What is needed:
Copy out, exactly as they appear, only the lines from the line containing "max-score-cell: 30 — [316, 168, 537, 253]" up to and including the line containing "category-score-cell: 5 — [787, 548, 938, 589]".
────────────────
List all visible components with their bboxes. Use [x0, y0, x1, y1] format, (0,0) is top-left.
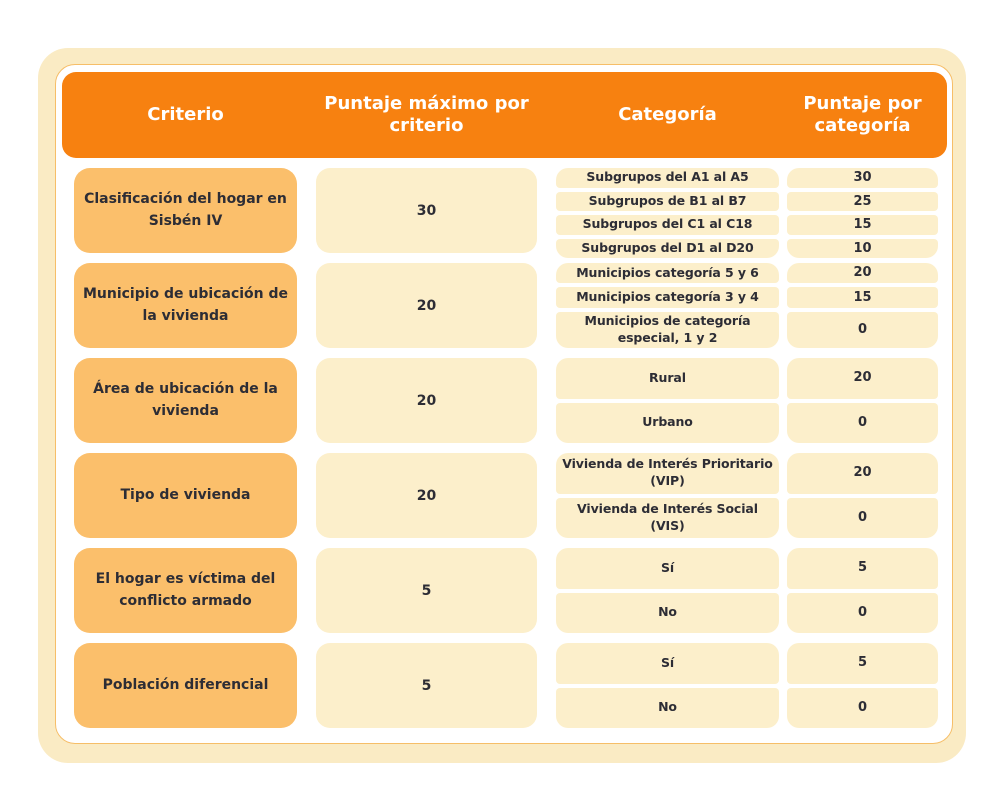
max-score-cell: 30 — [316, 168, 537, 253]
category-cell: Municipios categoría 5 y 6 — [556, 263, 779, 284]
criterion-label: El hogar es víctima del conflicto armado — [95, 570, 276, 609]
category-score-cell: 15 — [787, 215, 938, 235]
category-score-cell: 0 — [787, 497, 938, 538]
category-score-cell: 5 — [787, 548, 938, 589]
table-card: Criterio Puntaje máximo por criterio Cat… — [38, 48, 966, 763]
header-col-categoria: Categoría — [618, 103, 717, 125]
criterion-label: Municipio de ubicación de la vivienda — [82, 285, 289, 324]
category-group: Vivienda de Interés Prioritario (VIP) 20 V… — [556, 453, 938, 538]
max-score-cell: 20 — [316, 263, 537, 348]
category-score-cell: 30 — [787, 168, 938, 188]
category-score-cell: 20 — [787, 263, 938, 284]
criterion-cell: Municipio de ubicación de la vivienda — [74, 263, 297, 348]
category-group: Sí 5 No 0 — [556, 643, 938, 728]
category-cell: Subgrupos de B1 al B7 — [556, 191, 779, 212]
category-cell: Rural — [556, 358, 779, 399]
category-score-cell: 0 — [787, 592, 938, 633]
criterion-cell: Clasificación del hogar en Sisbén IV — [74, 168, 297, 253]
category-score-cell: 0 — [787, 402, 938, 443]
max-score-cell: 5 — [316, 643, 537, 728]
criterion-label: Área de ubicación de la vivienda — [93, 380, 278, 419]
category-cell: No — [556, 592, 779, 633]
max-score-cell: 20 — [316, 453, 537, 538]
category-cell: Municipios categoría 3 y 4 — [556, 287, 779, 308]
category-cell: Subgrupos del D1 al D20 — [556, 238, 779, 259]
table-row: Área de ubicación de la vivienda 20 Rural 2… — [74, 358, 939, 443]
category-group: Sí 5 No 0 — [556, 548, 938, 633]
category-cell: Subgrupos del C1 al C18 — [556, 215, 779, 235]
category-cell: Sí — [556, 548, 779, 589]
header-col-criterio: Criterio — [147, 103, 224, 125]
table-body: Clasificación del hogar en Sisbén IV 30 Su… — [56, 158, 952, 728]
category-score-cell: 15 — [787, 287, 938, 308]
table-header: Criterio Puntaje máximo por criterio Cat… — [62, 72, 947, 158]
criterion-cell: Área de ubicación de la vivienda — [74, 358, 297, 443]
category-cell: Vivienda de Interés Prioritario (VIP) — [556, 453, 779, 494]
category-score-cell: 25 — [787, 191, 938, 212]
table-panel: Criterio Puntaje máximo por criterio Cat… — [55, 64, 953, 744]
category-cell: Sí — [556, 643, 779, 684]
criterion-cell: El hogar es víctima del conflicto armado — [74, 548, 297, 633]
category-score-cell: 10 — [787, 238, 938, 259]
max-score-cell: 5 — [316, 548, 537, 633]
category-group: Rural 20 Urbano 0 — [556, 358, 938, 443]
criterion-label: Clasificación del hogar en Sisbén IV — [84, 190, 287, 229]
criterion-label: Población diferencial — [102, 676, 269, 693]
criterion-cell: Tipo de vivienda — [74, 453, 297, 538]
category-cell: Subgrupos del A1 al A5 — [556, 168, 779, 188]
header-col-puntaje-maximo: Puntaje máximo por criterio — [324, 92, 529, 137]
category-score-cell: 5 — [787, 643, 938, 684]
category-score-cell: 0 — [787, 311, 938, 348]
table-row: Tipo de vivienda 20 Vivienda de Interés Pr… — [74, 453, 939, 538]
criterion-label: Tipo de vivienda — [120, 486, 251, 503]
category-cell: Municipios de categoría especial, 1 y 2 — [556, 311, 779, 348]
category-group: Subgrupos del A1 al A5 30 Subgrupos de B1 … — [556, 168, 938, 259]
category-cell: No — [556, 687, 779, 728]
category-score-cell: 20 — [787, 358, 938, 399]
category-group: Municipios categoría 5 y 6 20 Municipios c… — [556, 263, 938, 348]
category-cell: Urbano — [556, 402, 779, 443]
category-cell: Vivienda de Interés Social (VIS) — [556, 497, 779, 538]
max-score-cell: 20 — [316, 358, 537, 443]
header-col-puntaje-categoria: Puntaje por categoría — [803, 92, 922, 137]
table-row: El hogar es víctima del conflicto armado… — [74, 548, 939, 633]
criterion-cell: Población diferencial — [74, 643, 297, 728]
category-score-cell: 20 — [787, 453, 938, 494]
category-score-cell: 0 — [787, 687, 938, 728]
table-row: Población diferencial 5 Sí 5 No 0 — [74, 643, 939, 728]
table-row: Municipio de ubicación de la vivienda 20 M… — [74, 263, 939, 348]
table-row: Clasificación del hogar en Sisbén IV 30 Su… — [74, 168, 939, 259]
────────────────
Solution below:
max-score-cell: 30 — [316, 168, 537, 253]
category-cell: Municipios categoría 5 y 6 — [556, 263, 779, 284]
criterion-label: El hogar es víctima del conflicto armado — [95, 570, 276, 609]
category-score-cell: 15 — [787, 215, 938, 235]
category-score-cell: 0 — [787, 497, 938, 538]
category-score-cell: 5 — [787, 548, 938, 589]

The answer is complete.